- [Entries]
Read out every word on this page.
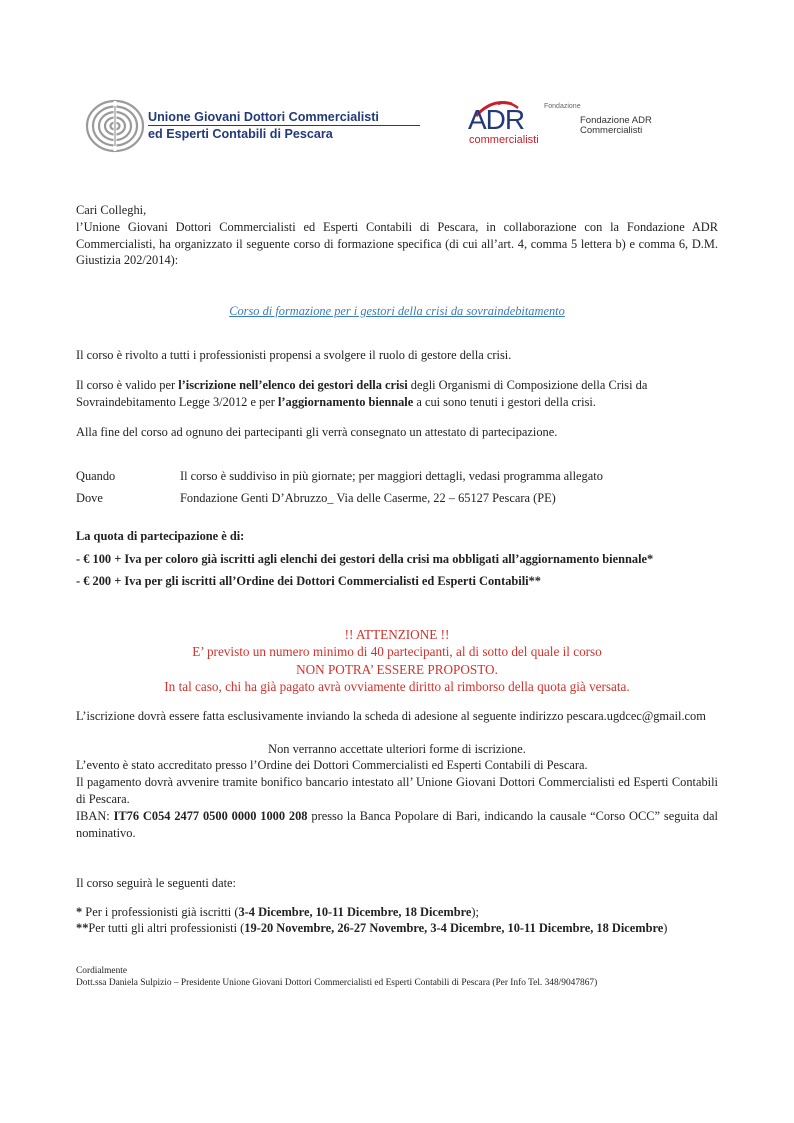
Unione Giovani Dottori Commercialisti
ed Esperti Contabili di Pescara
Fondazione
ADR
commercialisti
Fondazione ADR
Commercialisti
Cari Colleghi,
l’Unione Giovani Dottori Commercialisti ed Esperti Contabili di Pescara, in collaborazione con la Fondazione ADR Commercialisti, ha organizzato il seguente corso di formazione specifica (di cui all’art. 4, comma 5 lettera b) e comma 6, D.M. Giustizia 202/2014):
Corso di formazione per i gestori della crisi da sovraindebitamento
Il corso è rivolto a tutti i professionisti propensi a svolgere il ruolo di gestore della crisi.
Il corso è valido per l’iscrizione nell’elenco dei gestori della crisi degli Organismi di Composizione della Crisi da Sovraindebitamento Legge 3/2012 e per l’aggiornamento biennale a cui sono tenuti i gestori della crisi.
Alla fine del corso ad ognuno dei partecipanti gli verrà consegnato un attestato di partecipazione.
Quando	Il corso è suddiviso in più giornate; per maggiori dettagli, vedasi programma allegato
Dove	Fondazione Genti D’Abruzzo_ Via delle Caserme, 22 – 65127 Pescara (PE)
La quota di partecipazione è di:
- € 100 + Iva per coloro già iscritti agli elenchi dei gestori della crisi ma obbligati all’aggiornamento biennale*
- € 200 + Iva per gli iscritti all’Ordine dei Dottori Commercialisti ed Esperti Contabili**
!! ATTENZIONE !!
E’ previsto un numero minimo di 40 partecipanti, al di sotto del quale il corso
NON POTRA’ ESSERE PROPOSTO.
In tal caso, chi ha già pagato avrà ovviamente diritto al rimborso della quota già versata.
L’iscrizione dovrà essere fatta esclusivamente inviando la scheda di adesione al seguente indirizzo pescara.ugdcec@gmail.com
Non verranno accettate ulteriori forme di iscrizione.
L’evento è stato accreditato presso l’Ordine dei Dottori Commercialisti ed Esperti Contabili di Pescara.
Il pagamento dovrà avvenire tramite bonifico bancario intestato all’ Unione Giovani Dottori Commercialisti ed Esperti Contabili di Pescara.
IBAN: IT76 C054 2477 0500 0000 1000 208 presso la Banca Popolare di Bari, indicando la causale “Corso OCC” seguita dal nominativo.
Il corso seguirà le seguenti date:
* Per i professionisti già iscritti (3-4 Dicembre, 10-11 Dicembre, 18 Dicembre);
**Per tutti gli altri professionisti (19-20 Novembre, 26-27 Novembre, 3-4 Dicembre, 10-11 Dicembre, 18 Dicembre)
Cordialmente
Dott.ssa Daniela Sulpizio – Presidente Unione Giovani Dottori Commercialisti ed Esperti Contabili di Pescara (Per Info Tel. 348/9047867)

- [Exercise details]
Search the records for the word "presso", then list every line that has it.

- [Exercise solution]
L’evento è stato accreditato presso l’Ordine dei Dottori Commercialisti ed Esperti Contabili di Pescara.
IBAN: IT76 C054 2477 0500 0000 1000 208 presso la Banca Popolare di Bari, indicando la causale “Corso OCC” seguita dal nominativo.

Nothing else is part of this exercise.